*** Excerpt ***
I am struggling to speak.
Not because I have nothing to say, but because the system that usually lets me translate internal chaos into words has stalled. This is selective mutism — not silence as avoidance, but silence as survival.
So this is me using a different route.
This post is a bridge between what is happening inside me and the people who care about me. It exists because talking, explaining, reassuring, and making things sound “okay” is currently beyond my capacity.
What I need most right now is for this to be read as information, not drama. As context, not confession.
This Is Not Who I Am — It’s a Shift From Baseline
One of the hardest things to communicate when you’re autistic and depressed is that the world often can’t tell the difference between how you’ve always been and a clinical decline.
I can.
As recently as a few weeks ago, I was attending exercise classes several times a week. I was functioning. I was working hard to find meaning. I could see my strength, even when things were difficult.
Even two weeks ago, I could still touch that version of myself. Right now, I can’t.
This is not a personality change. It is not a lack of effort.
It is not me “giving in.”
It is a baseline collapse.
What the Data Says (Because Sometimes Data Speaks When I Can’t)
I recently completed the Autistic Depression Assessment Tool – Adult (ADAT-A). It’s designed specifically to measure change from baseline in autistic people — the thing most standard depression scales miss.
My score was 149 out of 168.
That means 20 out of 21 clinical indicators are present, and they’ve been present for nearly two weeks with an extreme impact on my life.
One detail matters:
I am not slowed down. I am not flat.
Instead, I am restless, fidgeting, buzzing — like a system overheating rather than powering down. This matters because it explains why I can look “active” while internally I feel completely emptied out.
What It Actually Feels Like
This is where poetry steps in — because interviews fail when language goes.
How can I feel so numb and yet so overpoweringly full of emotion How can I be missing myself when I’m right here in this moment
My brain feels like static. Radio interference.
A continuous monotonous dictation lesson that suddenly drops into abstract silence — with a high, keen ringing underneath.
*** End of Excerpt ***
*** Dataset content ***
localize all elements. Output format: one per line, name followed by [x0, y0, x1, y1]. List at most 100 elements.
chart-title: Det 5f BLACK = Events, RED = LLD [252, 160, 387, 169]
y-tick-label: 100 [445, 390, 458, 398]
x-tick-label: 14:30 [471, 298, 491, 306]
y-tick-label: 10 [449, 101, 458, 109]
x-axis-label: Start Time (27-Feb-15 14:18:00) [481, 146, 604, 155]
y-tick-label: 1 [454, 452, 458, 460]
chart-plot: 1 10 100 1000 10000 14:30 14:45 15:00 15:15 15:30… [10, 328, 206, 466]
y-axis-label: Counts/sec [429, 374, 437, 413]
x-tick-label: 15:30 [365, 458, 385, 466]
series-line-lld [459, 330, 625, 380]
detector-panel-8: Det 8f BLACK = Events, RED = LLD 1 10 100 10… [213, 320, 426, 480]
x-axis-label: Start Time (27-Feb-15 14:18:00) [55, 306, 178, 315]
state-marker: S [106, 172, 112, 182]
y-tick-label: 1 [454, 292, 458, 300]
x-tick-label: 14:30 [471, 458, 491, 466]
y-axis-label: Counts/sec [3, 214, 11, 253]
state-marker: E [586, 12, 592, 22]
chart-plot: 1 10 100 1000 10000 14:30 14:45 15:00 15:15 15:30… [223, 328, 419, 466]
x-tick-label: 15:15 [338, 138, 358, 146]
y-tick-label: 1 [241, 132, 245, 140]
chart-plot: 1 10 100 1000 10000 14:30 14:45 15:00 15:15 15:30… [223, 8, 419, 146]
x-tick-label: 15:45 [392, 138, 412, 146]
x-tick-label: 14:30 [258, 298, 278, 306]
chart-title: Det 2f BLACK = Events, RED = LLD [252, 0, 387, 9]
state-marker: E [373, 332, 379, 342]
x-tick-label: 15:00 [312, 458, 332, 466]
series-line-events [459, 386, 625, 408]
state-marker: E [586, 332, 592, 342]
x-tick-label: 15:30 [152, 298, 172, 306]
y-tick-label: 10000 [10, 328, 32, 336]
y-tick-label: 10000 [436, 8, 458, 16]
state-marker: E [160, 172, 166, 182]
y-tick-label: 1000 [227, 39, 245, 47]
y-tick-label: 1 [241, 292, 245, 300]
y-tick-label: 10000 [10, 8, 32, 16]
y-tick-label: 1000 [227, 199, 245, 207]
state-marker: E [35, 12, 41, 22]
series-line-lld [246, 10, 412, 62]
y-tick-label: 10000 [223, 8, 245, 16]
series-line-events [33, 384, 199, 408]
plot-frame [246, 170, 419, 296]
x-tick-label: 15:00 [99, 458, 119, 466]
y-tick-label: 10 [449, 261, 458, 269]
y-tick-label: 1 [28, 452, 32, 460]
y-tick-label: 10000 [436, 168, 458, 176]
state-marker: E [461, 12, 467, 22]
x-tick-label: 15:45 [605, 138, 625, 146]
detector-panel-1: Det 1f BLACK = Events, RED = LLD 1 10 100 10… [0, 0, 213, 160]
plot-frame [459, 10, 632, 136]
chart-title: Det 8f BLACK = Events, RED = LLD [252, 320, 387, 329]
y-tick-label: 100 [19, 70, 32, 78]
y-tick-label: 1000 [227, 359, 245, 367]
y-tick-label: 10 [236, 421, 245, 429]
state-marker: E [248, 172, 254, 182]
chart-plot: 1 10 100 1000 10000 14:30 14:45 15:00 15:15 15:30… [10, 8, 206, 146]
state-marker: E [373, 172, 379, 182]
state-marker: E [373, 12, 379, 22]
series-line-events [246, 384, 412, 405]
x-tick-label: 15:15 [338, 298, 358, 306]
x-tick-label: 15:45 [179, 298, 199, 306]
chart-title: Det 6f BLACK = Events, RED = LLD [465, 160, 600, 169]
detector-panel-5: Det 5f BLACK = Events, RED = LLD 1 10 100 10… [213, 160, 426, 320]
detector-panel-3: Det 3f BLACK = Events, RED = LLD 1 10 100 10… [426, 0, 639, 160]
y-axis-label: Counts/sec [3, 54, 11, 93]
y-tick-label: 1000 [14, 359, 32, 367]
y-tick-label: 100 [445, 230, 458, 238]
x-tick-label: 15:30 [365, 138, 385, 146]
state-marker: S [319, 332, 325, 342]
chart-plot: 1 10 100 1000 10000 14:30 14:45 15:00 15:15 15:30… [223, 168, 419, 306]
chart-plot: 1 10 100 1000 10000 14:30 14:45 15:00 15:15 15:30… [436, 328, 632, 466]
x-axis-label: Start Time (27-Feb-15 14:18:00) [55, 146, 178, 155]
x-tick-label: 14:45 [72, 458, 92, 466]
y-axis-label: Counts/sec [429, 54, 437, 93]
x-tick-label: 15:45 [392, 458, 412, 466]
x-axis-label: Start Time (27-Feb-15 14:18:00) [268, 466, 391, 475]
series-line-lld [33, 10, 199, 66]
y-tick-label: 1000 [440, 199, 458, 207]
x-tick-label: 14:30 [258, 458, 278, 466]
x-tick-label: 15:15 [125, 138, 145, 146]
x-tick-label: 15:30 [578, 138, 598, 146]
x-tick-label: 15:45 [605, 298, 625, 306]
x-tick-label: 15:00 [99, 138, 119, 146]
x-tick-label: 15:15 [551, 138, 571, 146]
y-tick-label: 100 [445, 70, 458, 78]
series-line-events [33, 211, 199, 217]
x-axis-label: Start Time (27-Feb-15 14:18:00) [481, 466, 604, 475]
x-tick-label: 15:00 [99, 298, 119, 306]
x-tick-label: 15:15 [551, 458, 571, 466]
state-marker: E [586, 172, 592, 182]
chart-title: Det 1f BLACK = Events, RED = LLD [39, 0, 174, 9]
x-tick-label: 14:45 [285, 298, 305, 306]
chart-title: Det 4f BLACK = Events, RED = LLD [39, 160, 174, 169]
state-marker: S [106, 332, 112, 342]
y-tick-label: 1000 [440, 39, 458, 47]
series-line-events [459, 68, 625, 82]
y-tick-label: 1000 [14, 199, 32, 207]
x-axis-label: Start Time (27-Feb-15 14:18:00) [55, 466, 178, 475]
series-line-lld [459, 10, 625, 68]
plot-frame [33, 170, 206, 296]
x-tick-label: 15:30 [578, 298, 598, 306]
*** End of Dataset content ***
◆ Directions:
1. Write out the stretch of the post on selective mutism and autistic depression from "Even two weeks" through "on my life.".
2. In the post on autistic depression, what score did the writer get on the Autistic Depression Assessment Tool – Adult?
3. Carry on the post on autistic depression from the point where it stops.

◆ Task answers:
1.
Even two weeks ago, I could still touch that version of myself. Right now, I can’t.
This is not a personality change. It is not a lack of effort.
It is not me “giving in.”
It is a baseline collapse.
What the Data Says (Because Sometimes Data Speaks When I Can’t)
I recently completed the Autistic Depression Assessment Tool – Adult (ADAT-A). It’s designed specifically to measure change from baseline in autistic people — the thing most standard depression scales miss.
My score was 149 out of 168.
That means 20 out of 21 clinical indicators are present, and they’ve been present for nearly two weeks with an extreme impact on my life.

2. 149 out of 168.

3.
I wonder… if this is what my brain is now, an endless ream of white. Empty pages flying from the printer.
A sudden misstep upon a slope and an avalanche creating yet more white.
That’s concentration loss. That’s cognitive collapse.
That’s what “just try to focus” doesn’t touch.
The Lifeboat Metaphor (Or: Why I’m Scared)
I’m drowning in a sea that isn’t mine. Holding back the damn for those that can’t
Heralding the lighthouse so others can know And yet I am the broken lifeboat adrift, patrolling, A moment from the edge
This is what passive suicidal ideation looks like for me. Not a plan.
Not intent.
But sticky thoughts — the same images looping when distress spikes. Pills. Trains. Powering off.
But what if like a tired piece of technology I power off and never return to life.
In DBT terms, this is a high-risk state, even if I’m doing the “right things.” I am safe — but safety currently requires external awareness, not just internal effort.
Executive Dysfunction Is Not Laziness
I live alone.
That matters more than people realise.
I’ve moved from cooking everything to managing only the basics. Tasks don’t just feel hard — they feel impossible to sequence.
Sometimes I just sit.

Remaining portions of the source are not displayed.